**Your task**
The records underneath are to be repeated exactly, with the pictures left out.

**Records to process**
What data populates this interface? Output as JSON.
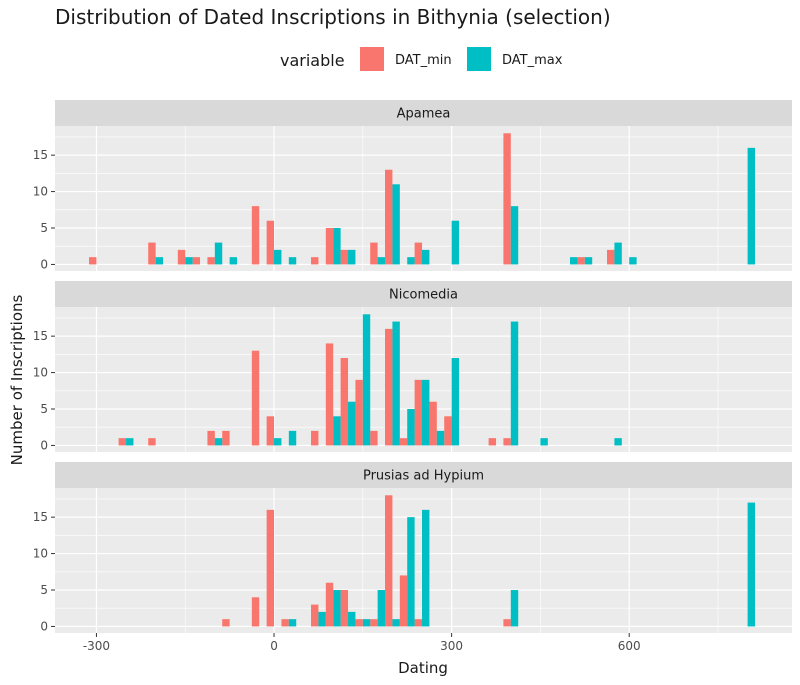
{
  "chart_data": {
    "type": "bar",
    "title": "Distribution of Dated Inscriptions in Bithynia (selection)",
    "xlabel": "Dating",
    "ylabel": "Number of Inscriptions",
    "xlim": [
      -370,
      875
    ],
    "ylim": [
      -0.9,
      19.0
    ],
    "x_ticks": [
      -300,
      0,
      300,
      600
    ],
    "y_ticks": [
      0,
      5,
      10,
      15
    ],
    "bin_width": 25,
    "grid": true,
    "legend": {
      "title": "variable",
      "position": "top",
      "entries": [
        {
          "name": "DAT_min",
          "color": "#F8766D"
        },
        {
          "name": "DAT_max",
          "color": "#00BFC4"
        }
      ]
    },
    "facets": [
      {
        "name": "Apamea",
        "series": [
          {
            "name": "DAT_min",
            "x": [
              -300,
              -200,
              -150,
              -125,
              -100,
              -25,
              0,
              75,
              100,
              125,
              175,
              200,
              250,
              400,
              525,
              575
            ],
            "values": [
              1,
              3,
              2,
              1,
              1,
              8,
              6,
              1,
              5,
              2,
              3,
              13,
              3,
              18,
              1,
              2
            ]
          },
          {
            "name": "DAT_max",
            "x": [
              -200,
              -150,
              -100,
              -75,
              0,
              25,
              100,
              125,
              175,
              200,
              225,
              250,
              300,
              400,
              500,
              525,
              575,
              600,
              800
            ],
            "values": [
              1,
              1,
              3,
              1,
              2,
              1,
              5,
              2,
              1,
              11,
              1,
              2,
              6,
              8,
              1,
              1,
              3,
              1,
              16
            ]
          }
        ]
      },
      {
        "name": "Nicomedia",
        "series": [
          {
            "name": "DAT_min",
            "x": [
              -250,
              -200,
              -100,
              -75,
              -25,
              0,
              75,
              100,
              125,
              150,
              175,
              200,
              225,
              250,
              275,
              300,
              375,
              400
            ],
            "values": [
              1,
              1,
              2,
              2,
              13,
              4,
              2,
              14,
              12,
              9,
              2,
              16,
              1,
              9,
              6,
              4,
              1,
              1
            ]
          },
          {
            "name": "DAT_max",
            "x": [
              -250,
              -100,
              0,
              25,
              100,
              125,
              150,
              200,
              225,
              250,
              275,
              300,
              400,
              450,
              575
            ],
            "values": [
              1,
              1,
              1,
              2,
              4,
              6,
              18,
              17,
              5,
              9,
              2,
              12,
              17,
              1,
              1
            ]
          }
        ]
      },
      {
        "name": "Prusias ad Hypium",
        "series": [
          {
            "name": "DAT_min",
            "x": [
              -75,
              -25,
              0,
              25,
              75,
              100,
              125,
              150,
              175,
              200,
              225,
              250,
              400
            ],
            "values": [
              1,
              4,
              16,
              1,
              3,
              6,
              5,
              1,
              1,
              18,
              7,
              1,
              1
            ]
          },
          {
            "name": "DAT_max",
            "x": [
              25,
              75,
              100,
              125,
              150,
              175,
              200,
              225,
              250,
              400,
              800
            ],
            "values": [
              1,
              2,
              5,
              2,
              1,
              5,
              1,
              15,
              16,
              5,
              17
            ]
          }
        ]
      }
    ]
  }
}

**The output**
What data populates this interface? Output as JSON.
{
  "chart_data": {
    "type": "bar",
    "title": "Distribution of Dated Inscriptions in Bithynia (selection)",
    "xlabel": "Dating",
    "ylabel": "Number of Inscriptions",
    "xlim": [
      -370,
      875
    ],
    "ylim": [
      -0.9,
      19.0
    ],
    "x_ticks": [
      -300,
      0,
      300,
      600
    ],
    "y_ticks": [
      0,
      5,
      10,
      15
    ],
    "bin_width": 25,
    "grid": true,
    "legend": {
      "title": "variable",
      "position": "top",
      "entries": [
        {
          "name": "DAT_min",
          "color": "#F8766D"
        },
        {
          "name": "DAT_max",
          "color": "#00BFC4"
        }
      ]
    },
    "facets": [
      {
        "name": "Apamea",
        "series": [
          {
            "name": "DAT_min",
            "x": [
              -300,
              -200,
              -150,
              -125,
              -100,
              -25,
              0,
              75,
              100,
              125,
              175,
              200,
              250,
              400,
              525,
              575
            ],
            "values": [
              1,
              3,
              2,
              1,
              1,
              8,
              6,
              1,
              5,
              2,
              3,
              13,
              3,
              18,
              1,
              2
            ]
          },
          {
            "name": "DAT_max",
            "x": [
              -200,
              -150,
              -100,
              -75,
              0,
              25,
              100,
              125,
              175,
              200,
              225,
              250,
              300,
              400,
              500,
              525,
              575,
              600,
              800
            ],
            "values": [
              1,
              1,
              3,
              1,
              2,
              1,
              5,
              2,
              1,
              11,
              1,
              2,
              6,
              8,
              1,
              1,
              3,
              1,
              16
            ]
          }
        ]
      },
      {
        "name": "Nicomedia",
        "series": [
          {
            "name": "DAT_min",
            "x": [
              -250,
              -200,
              -100,
              -75,
              -25,
              0,
              75,
              100,
              125,
              150,
              175,
              200,
              225,
              250,
              275,
              300,
              375,
              400
            ],
            "values": [
              1,
              1,
              2,
              2,
              13,
              4,
              2,
              14,
              12,
              9,
              2,
              16,
              1,
              9,
              6,
              4,
              1,
              1
            ]
          },
          {
            "name": "DAT_max",
            "x": [
              -250,
              -100,
              0,
              25,
              100,
              125,
              150,
              200,
              225,
              250,
              275,
              300,
              400,
              450,
              575
            ],
            "values": [
              1,
              1,
              1,
              2,
              4,
              6,
              18,
              17,
              5,
              9,
              2,
              12,
              17,
              1,
              1
            ]
          }
        ]
      },
      {
        "name": "Prusias ad Hypium",
        "series": [
          {
            "name": "DAT_min",
            "x": [
              -75,
              -25,
              0,
              25,
              75,
              100,
              125,
              150,
              175,
              200,
              225,
              250,
              400
            ],
            "values": [
              1,
              4,
              16,
              1,
              3,
              6,
              5,
              1,
              1,
              18,
              7,
              1,
              1
            ]
          },
          {
            "name": "DAT_max",
            "x": [
              25,
              75,
              100,
              125,
              150,
              175,
              200,
              225,
              250,
              400,
              800
            ],
            "values": [
              1,
              2,
              5,
              2,
              1,
              5,
              1,
              15,
              16,
              5,
              17
            ]
          }
        ]
      }
    ]
  }
}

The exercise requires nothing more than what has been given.